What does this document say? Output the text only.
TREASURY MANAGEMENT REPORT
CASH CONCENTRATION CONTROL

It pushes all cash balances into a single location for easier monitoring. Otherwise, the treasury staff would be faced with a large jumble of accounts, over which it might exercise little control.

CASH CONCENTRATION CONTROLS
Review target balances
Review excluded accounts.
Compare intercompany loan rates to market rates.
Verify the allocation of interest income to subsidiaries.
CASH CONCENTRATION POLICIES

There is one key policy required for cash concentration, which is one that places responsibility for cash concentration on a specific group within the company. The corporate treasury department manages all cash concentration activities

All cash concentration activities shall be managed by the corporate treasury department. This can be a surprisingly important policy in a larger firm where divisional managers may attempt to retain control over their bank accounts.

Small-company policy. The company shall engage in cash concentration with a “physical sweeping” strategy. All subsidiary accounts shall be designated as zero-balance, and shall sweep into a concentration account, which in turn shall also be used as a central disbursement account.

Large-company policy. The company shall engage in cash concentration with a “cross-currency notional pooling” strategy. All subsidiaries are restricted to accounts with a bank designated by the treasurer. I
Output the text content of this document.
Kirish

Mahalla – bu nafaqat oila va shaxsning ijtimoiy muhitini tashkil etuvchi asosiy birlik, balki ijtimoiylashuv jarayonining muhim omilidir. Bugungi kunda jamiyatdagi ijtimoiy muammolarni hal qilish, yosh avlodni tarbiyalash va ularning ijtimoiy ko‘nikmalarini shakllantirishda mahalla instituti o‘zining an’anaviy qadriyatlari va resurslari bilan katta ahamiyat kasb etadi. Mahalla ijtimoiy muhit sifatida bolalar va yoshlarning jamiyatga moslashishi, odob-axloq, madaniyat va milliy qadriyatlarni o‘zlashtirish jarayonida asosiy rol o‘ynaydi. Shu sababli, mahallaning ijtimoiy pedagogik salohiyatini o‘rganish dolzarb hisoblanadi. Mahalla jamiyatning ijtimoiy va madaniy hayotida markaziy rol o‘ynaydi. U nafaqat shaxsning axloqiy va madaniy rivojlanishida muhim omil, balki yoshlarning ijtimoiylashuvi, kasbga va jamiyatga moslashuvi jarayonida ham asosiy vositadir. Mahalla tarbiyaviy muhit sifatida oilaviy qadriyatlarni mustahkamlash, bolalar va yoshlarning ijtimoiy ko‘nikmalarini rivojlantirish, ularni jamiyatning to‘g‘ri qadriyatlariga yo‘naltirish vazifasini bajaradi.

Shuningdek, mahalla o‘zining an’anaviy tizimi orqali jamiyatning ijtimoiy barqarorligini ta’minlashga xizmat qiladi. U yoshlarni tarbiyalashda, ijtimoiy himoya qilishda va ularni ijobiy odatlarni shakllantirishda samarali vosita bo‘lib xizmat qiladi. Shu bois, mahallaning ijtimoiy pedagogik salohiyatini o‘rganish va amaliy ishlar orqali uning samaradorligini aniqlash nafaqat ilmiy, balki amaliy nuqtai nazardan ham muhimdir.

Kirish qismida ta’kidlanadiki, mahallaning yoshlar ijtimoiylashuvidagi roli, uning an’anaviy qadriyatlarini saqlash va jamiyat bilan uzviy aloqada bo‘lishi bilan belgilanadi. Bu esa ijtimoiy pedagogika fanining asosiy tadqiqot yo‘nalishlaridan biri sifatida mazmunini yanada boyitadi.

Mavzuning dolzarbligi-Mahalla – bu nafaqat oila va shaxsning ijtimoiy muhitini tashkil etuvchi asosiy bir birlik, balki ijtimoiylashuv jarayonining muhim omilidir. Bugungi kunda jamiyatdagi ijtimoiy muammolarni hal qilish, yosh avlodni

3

________________________

— SET EXERCISE —
Show the data once more, exactly as it was written.

— WORKED SOLUTION —
What does this document say? Output the text only.
TREASURY MANAGEMENT REPORT
CASH CONCENTRATION CONTROL

It pushes all cash balances into a single location for easier monitoring. Otherwise, the treasury staff would be faced with a large jumble of accounts, over which it might exercise little control.

CASH CONCENTRATION CONTROLS
Review target balances
Review excluded accounts.
Compare intercompany loan rates to market rates.
Verify the allocation of interest income to subsidiaries.
CASH CONCENTRATION POLICIES

There is one key policy required for cash concentration, which is one that places responsibility for cash concentration on a specific group within the company. The corporate treasury department manages all cash concentration activities

All cash concentration activities shall be managed by the corporate treasury department. This can be a surprisingly important policy in a larger firm where divisional managers may attempt to retain control over their bank accounts.

Small-company policy. The company shall engage in cash concentration with a “physical sweeping” strategy. All subsidiary accounts shall be designated as zero-balance, and shall sweep into a concentration account, which in turn shall also be used as a central disbursement account.

Large-company policy. The company shall engage in cash concentration with a “cross-currency notional pooling” strategy. All subsidiaries are restricted to accounts with a bank designated by the treasurer. I
Output the text content of this document.
Kirish

Mahalla – bu nafaqat oila va shaxsning ijtimoiy muhitini tashkil etuvchi asosiy birlik, balki ijtimoiylashuv jarayonining muhim omilidir. Bugungi kunda jamiyatdagi ijtimoiy muammolarni hal qilish, yosh avlodni tarbiyalash va ularning ijtimoiy ko‘nikmalarini shakllantirishda mahalla instituti o‘zining an’anaviy qadriyatlari va resurslari bilan katta ahamiyat kasb etadi. Mahalla ijtimoiy muhit sifatida bolalar va yoshlarning jamiyatga moslashishi, odob-axloq, madaniyat va milliy qadriyatlarni o‘zlashtirish jarayonida asosiy rol o‘ynaydi. Shu sababli, mahallaning ijtimoiy pedagogik salohiyatini o‘rganish dolzarb hisoblanadi. Mahalla jamiyatning ijtimoiy va madaniy hayotida markaziy rol o‘ynaydi. U nafaqat shaxsning axloqiy va madaniy rivojlanishida muhim omil, balki yoshlarning ijtimoiylashuvi, kasbga va jamiyatga moslashuvi jarayonida ham asosiy vositadir. Mahalla tarbiyaviy muhit sifatida oilaviy qadriyatlarni mustahkamlash, bolalar va yoshlarning ijtimoiy ko‘nikmalarini rivojlantirish, ularni jamiyatning to‘g‘ri qadriyatlariga yo‘naltirish vazifasini bajaradi.

Shuningdek, mahalla o‘zining an’anaviy tizimi orqali jamiyatning ijtimoiy barqarorligini ta’minlashga xizmat qiladi. U yoshlarni tarbiyalashda, ijtimoiy himoya qilishda va ularni ijobiy odatlarni shakllantirishda samarali vosita bo‘lib xizmat qiladi. Shu bois, mahallaning ijtimoiy pedagogik salohiyatini o‘rganish va amaliy ishlar orqali uning samaradorligini aniqlash nafaqat ilmiy, balki amaliy nuqtai nazardan ham muhimdir.

Kirish qismida ta’kidlanadiki, mahallaning yoshlar ijtimoiylashuvidagi roli, uning an’anaviy qadriyatlarini saqlash va jamiyat bilan uzviy aloqada bo‘lishi bilan belgilanadi. Bu esa ijtimoiy pedagogika fanining asosiy tadqiqot yo‘nalishlaridan biri sifatida mazmunini yanada boyitadi.

Mavzuning dolzarbligi-Mahalla – bu nafaqat oila va shaxsning ijtimoiy muhitini tashkil etuvchi asosiy bir birlik, balki ijtimoiylashuv jarayonining muhim omilidir. Bugungi kunda jamiyatdagi ijtimoiy muammolarni hal qilish, yosh avlodni

3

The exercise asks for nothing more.